- **GOAL**
Reproduce word for word every line from the start of the data through the line containing "The side portion 28B is at (369, 242).", including that line.

Stored data
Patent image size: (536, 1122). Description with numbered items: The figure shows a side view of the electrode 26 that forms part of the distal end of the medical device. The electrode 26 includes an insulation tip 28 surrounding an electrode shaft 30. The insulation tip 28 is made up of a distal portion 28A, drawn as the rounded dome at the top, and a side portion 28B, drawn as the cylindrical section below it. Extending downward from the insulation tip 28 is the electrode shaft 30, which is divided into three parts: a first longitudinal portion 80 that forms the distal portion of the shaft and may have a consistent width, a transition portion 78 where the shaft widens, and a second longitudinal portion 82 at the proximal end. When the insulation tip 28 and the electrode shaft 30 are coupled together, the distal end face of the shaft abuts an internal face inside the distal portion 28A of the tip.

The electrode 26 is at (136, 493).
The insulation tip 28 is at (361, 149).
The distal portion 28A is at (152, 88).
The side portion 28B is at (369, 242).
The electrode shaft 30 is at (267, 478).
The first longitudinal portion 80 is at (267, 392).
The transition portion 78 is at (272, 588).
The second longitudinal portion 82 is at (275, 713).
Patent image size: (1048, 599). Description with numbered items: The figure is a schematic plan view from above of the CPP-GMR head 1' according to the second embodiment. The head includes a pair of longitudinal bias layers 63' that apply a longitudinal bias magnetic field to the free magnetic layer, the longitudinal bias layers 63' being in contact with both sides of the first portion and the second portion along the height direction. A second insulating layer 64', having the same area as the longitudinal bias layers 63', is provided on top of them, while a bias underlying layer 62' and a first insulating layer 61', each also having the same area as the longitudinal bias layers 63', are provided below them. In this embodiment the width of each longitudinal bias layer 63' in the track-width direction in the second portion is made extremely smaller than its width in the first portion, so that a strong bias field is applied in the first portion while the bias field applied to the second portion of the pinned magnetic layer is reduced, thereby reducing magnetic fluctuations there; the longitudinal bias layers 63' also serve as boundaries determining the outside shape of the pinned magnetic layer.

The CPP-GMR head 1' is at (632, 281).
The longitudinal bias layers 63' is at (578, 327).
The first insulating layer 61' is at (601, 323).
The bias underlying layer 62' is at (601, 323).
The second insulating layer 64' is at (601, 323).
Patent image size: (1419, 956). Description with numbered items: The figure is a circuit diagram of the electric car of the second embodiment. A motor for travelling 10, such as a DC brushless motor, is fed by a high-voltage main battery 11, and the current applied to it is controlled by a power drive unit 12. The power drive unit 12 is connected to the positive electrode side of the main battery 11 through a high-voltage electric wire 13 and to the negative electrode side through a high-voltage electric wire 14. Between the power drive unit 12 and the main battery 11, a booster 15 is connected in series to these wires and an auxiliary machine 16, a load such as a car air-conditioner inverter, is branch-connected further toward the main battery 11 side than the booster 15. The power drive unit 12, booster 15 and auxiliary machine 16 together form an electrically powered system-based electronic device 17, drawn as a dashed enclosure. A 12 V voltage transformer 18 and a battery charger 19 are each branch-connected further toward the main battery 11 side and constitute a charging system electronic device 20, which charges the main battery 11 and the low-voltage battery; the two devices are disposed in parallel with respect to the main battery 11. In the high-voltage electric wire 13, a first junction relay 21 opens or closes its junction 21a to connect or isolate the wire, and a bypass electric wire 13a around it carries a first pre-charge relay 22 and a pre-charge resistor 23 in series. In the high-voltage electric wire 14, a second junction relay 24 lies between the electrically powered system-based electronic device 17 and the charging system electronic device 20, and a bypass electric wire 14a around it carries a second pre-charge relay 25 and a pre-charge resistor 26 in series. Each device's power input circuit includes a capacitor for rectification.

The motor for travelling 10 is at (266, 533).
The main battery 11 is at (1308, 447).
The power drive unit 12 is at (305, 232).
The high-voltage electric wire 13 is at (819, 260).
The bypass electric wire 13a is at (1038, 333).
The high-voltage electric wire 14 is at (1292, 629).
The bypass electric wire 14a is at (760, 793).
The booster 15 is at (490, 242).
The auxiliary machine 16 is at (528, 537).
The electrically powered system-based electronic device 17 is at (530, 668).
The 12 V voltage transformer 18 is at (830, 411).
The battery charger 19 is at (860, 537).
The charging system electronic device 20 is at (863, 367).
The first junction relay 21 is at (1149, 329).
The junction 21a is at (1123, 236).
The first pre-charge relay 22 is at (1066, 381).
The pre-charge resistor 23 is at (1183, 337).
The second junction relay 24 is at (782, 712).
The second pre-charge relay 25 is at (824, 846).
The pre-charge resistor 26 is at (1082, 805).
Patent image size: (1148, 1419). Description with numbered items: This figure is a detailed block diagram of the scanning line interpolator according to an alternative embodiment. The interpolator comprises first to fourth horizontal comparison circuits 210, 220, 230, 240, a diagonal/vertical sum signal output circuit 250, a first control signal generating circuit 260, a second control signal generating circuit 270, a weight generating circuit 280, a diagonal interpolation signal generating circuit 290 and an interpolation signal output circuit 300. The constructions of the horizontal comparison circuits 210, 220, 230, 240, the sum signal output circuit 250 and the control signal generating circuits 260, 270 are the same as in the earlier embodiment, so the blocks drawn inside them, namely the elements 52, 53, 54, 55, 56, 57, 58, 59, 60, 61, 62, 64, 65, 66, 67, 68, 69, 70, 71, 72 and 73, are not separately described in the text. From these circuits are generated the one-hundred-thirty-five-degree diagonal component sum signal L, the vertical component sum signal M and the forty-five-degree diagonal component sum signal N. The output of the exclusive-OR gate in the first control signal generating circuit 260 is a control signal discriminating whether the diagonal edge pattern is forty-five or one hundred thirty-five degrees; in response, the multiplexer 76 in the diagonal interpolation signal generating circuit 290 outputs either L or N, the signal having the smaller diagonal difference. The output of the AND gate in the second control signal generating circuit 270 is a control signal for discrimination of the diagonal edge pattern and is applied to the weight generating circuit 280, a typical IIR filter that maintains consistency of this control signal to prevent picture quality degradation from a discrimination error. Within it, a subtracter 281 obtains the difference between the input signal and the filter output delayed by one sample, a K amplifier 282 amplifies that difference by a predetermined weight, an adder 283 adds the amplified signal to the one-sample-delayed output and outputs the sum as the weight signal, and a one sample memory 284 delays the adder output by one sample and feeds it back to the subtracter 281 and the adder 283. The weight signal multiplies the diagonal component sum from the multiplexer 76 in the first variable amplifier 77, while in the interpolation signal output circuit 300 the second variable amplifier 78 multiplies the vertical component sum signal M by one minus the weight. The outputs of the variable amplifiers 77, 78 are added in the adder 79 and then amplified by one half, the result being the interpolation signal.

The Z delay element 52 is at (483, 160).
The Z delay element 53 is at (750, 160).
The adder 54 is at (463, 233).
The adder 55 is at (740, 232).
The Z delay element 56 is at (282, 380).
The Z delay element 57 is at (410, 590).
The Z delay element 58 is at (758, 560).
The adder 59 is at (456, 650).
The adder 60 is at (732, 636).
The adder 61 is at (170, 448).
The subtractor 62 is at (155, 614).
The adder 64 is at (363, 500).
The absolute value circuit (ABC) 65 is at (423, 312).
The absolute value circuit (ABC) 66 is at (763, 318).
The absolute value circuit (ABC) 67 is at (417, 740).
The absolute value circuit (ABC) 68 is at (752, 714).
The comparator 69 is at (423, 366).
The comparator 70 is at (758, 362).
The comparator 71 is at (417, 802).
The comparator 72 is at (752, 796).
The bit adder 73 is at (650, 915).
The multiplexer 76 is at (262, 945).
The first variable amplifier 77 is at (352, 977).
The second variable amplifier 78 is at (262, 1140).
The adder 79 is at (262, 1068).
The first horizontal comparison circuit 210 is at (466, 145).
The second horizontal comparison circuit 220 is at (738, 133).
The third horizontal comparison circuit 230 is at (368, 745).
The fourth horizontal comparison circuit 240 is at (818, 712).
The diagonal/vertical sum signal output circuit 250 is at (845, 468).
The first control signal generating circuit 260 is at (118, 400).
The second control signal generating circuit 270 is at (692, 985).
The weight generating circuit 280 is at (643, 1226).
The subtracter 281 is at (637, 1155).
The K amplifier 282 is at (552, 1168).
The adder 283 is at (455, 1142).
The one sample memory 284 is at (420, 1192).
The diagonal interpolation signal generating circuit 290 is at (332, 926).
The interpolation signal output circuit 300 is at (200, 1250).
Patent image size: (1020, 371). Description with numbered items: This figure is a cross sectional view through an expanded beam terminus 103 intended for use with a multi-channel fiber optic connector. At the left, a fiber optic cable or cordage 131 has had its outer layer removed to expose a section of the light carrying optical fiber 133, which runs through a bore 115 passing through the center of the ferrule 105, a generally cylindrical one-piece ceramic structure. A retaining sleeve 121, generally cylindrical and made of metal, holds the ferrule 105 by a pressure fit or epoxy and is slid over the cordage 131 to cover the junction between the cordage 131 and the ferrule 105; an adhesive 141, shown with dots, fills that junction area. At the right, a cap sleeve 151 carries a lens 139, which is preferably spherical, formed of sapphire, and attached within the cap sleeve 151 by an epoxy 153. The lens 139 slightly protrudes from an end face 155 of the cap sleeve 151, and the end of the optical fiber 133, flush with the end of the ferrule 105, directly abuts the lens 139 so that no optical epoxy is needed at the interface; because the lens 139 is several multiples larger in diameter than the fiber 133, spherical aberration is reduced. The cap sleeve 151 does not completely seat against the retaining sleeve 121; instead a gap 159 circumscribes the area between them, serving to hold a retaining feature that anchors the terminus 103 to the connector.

- **TASK RESPONSE**
Patent image size: (536, 1122). Description with numbered items: The figure shows a side view of the electrode 26 that forms part of the distal end of the medical device. The electrode 26 includes an insulation tip 28 surrounding an electrode shaft 30. The insulation tip 28 is made up of a distal portion 28A, drawn as the rounded dome at the top, and a side portion 28B, drawn as the cylindrical section below it. Extending downward from the insulation tip 28 is the electrode shaft 30, which is divided into three parts: a first longitudinal portion 80 that forms the distal portion of the shaft and may have a consistent width, a transition portion 78 where the shaft widens, and a second longitudinal portion 82 at the proximal end. When the insulation tip 28 and the electrode shaft 30 are coupled together, the distal end face of the shaft abuts an internal face inside the distal portion 28A of the tip.

The electrode 26 is at (136, 493).
The insulation tip 28 is at (361, 149).
The distal portion 28A is at (152, 88).
The side portion 28B is at (369, 242).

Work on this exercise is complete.